Check each line for the string "source". Give only the count of lines that have it.

+++ Given entries +++

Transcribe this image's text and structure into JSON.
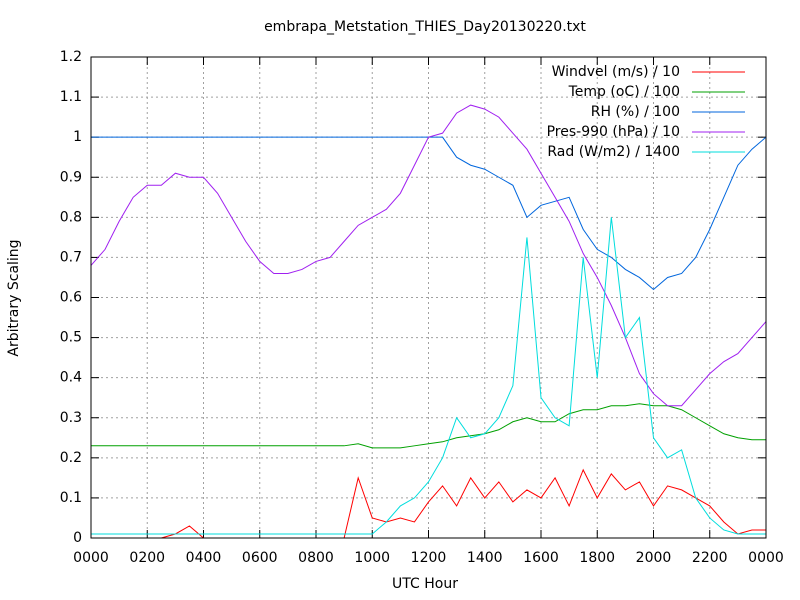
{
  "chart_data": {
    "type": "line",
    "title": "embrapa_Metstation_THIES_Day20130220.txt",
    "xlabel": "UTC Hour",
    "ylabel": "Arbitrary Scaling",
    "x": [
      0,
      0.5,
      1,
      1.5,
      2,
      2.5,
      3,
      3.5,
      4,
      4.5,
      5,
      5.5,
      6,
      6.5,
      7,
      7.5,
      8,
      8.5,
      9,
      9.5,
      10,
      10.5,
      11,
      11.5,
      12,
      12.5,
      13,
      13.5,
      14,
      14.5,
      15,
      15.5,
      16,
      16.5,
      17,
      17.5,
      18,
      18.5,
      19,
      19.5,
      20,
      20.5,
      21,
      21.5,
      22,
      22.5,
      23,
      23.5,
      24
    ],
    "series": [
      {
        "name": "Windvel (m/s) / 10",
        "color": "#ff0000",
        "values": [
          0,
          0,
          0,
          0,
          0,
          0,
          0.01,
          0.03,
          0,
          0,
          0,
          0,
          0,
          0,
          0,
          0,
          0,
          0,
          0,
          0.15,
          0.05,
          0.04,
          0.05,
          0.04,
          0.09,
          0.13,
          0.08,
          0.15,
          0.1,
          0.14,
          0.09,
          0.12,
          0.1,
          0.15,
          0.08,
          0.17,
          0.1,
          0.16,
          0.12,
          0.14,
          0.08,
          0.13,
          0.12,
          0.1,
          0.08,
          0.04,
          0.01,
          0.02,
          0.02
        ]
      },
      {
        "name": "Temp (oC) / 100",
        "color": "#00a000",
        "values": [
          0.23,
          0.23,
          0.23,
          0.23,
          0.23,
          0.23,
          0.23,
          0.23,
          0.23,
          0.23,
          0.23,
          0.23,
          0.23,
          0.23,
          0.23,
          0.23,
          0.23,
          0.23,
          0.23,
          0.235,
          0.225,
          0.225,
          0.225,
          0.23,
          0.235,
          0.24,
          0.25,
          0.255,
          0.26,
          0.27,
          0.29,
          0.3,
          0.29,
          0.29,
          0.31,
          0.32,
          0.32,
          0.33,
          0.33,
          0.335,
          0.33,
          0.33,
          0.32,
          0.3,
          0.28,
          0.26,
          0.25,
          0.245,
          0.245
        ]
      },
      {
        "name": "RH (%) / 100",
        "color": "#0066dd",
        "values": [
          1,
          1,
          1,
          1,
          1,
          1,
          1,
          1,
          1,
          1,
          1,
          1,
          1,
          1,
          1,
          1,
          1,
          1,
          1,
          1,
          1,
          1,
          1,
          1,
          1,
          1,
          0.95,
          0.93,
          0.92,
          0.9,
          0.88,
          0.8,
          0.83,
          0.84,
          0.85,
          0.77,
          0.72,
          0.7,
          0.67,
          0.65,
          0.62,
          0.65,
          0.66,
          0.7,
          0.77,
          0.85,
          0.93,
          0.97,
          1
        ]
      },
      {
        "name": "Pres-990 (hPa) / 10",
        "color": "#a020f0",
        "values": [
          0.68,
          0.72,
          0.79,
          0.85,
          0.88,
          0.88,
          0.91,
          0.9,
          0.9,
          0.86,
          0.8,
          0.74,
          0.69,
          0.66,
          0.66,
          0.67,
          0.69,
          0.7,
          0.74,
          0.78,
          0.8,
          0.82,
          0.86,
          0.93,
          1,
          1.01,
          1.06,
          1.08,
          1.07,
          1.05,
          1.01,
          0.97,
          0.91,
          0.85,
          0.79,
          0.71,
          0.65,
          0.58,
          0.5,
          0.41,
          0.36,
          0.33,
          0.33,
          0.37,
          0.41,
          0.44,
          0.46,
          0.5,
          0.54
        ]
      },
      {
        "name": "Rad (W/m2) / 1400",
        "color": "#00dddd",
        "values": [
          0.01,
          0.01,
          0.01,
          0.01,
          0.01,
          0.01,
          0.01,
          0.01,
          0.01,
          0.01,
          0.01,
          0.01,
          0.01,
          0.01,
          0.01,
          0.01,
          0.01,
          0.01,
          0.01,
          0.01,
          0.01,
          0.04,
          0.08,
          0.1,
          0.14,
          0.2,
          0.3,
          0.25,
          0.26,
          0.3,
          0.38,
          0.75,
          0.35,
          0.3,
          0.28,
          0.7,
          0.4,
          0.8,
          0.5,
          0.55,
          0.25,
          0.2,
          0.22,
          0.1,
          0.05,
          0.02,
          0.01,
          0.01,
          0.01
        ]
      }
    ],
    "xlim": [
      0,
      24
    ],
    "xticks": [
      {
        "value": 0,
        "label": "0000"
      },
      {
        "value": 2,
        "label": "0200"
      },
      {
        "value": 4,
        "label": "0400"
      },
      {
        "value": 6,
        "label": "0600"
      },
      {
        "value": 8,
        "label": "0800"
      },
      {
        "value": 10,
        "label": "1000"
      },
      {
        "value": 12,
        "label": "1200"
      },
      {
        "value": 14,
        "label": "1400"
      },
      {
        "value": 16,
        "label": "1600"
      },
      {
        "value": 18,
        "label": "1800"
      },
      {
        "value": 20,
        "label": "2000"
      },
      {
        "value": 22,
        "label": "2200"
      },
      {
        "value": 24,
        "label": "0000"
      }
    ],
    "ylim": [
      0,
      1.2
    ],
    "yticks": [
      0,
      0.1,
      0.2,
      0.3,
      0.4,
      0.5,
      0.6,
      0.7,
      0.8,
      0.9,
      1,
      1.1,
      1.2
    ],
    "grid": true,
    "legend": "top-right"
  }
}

+++
+++ Given entries +++

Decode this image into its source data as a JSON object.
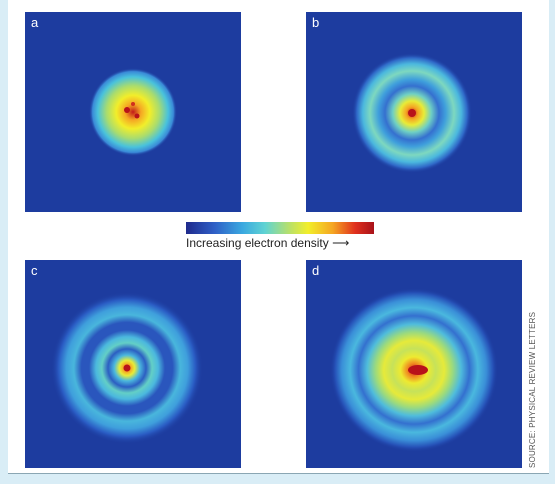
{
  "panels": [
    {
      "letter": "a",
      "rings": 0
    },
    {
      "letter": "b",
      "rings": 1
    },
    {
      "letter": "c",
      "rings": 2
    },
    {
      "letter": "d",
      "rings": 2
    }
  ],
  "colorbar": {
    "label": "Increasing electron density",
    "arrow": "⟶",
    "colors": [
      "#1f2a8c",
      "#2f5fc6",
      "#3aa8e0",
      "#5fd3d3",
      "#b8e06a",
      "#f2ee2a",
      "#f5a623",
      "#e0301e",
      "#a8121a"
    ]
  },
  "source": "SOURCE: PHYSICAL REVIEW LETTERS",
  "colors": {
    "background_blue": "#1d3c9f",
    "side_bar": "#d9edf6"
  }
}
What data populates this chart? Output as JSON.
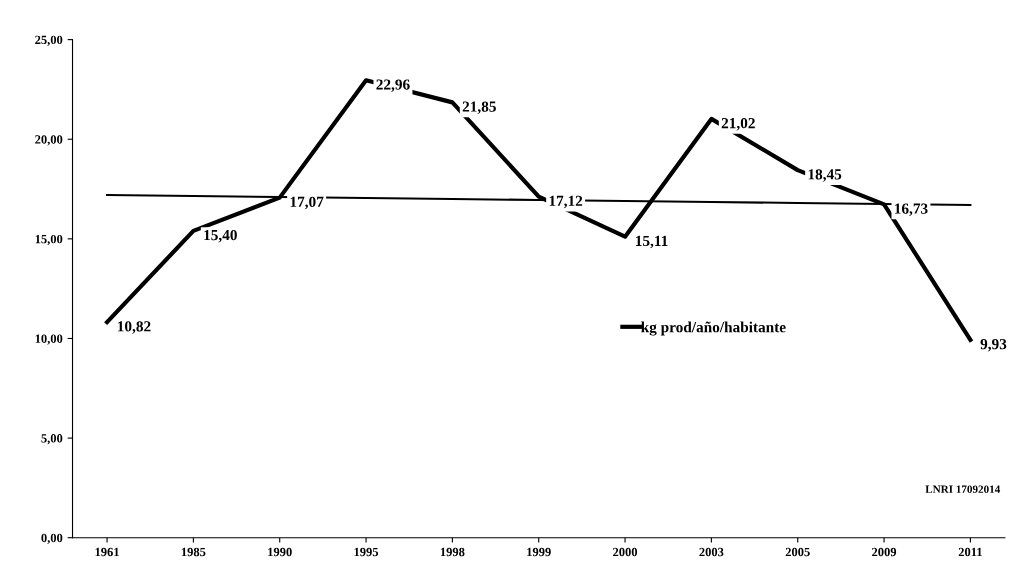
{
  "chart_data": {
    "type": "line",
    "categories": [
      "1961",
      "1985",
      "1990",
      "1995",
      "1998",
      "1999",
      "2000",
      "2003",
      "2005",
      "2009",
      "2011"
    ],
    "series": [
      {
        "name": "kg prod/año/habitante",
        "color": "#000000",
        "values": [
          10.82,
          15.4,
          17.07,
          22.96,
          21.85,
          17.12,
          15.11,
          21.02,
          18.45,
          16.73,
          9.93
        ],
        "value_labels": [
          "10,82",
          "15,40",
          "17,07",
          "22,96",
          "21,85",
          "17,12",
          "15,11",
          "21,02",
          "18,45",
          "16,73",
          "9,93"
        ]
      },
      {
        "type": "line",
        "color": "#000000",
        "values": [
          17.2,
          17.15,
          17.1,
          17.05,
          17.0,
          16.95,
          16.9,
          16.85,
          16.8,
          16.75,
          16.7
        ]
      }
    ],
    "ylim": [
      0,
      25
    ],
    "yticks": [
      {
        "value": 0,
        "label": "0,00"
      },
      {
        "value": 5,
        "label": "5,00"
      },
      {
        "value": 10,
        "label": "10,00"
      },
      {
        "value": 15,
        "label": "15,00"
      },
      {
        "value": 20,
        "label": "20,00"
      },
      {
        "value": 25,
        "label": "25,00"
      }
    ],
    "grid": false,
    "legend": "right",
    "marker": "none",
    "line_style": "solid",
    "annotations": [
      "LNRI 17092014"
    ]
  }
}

+++

▶ **Written answer**:
2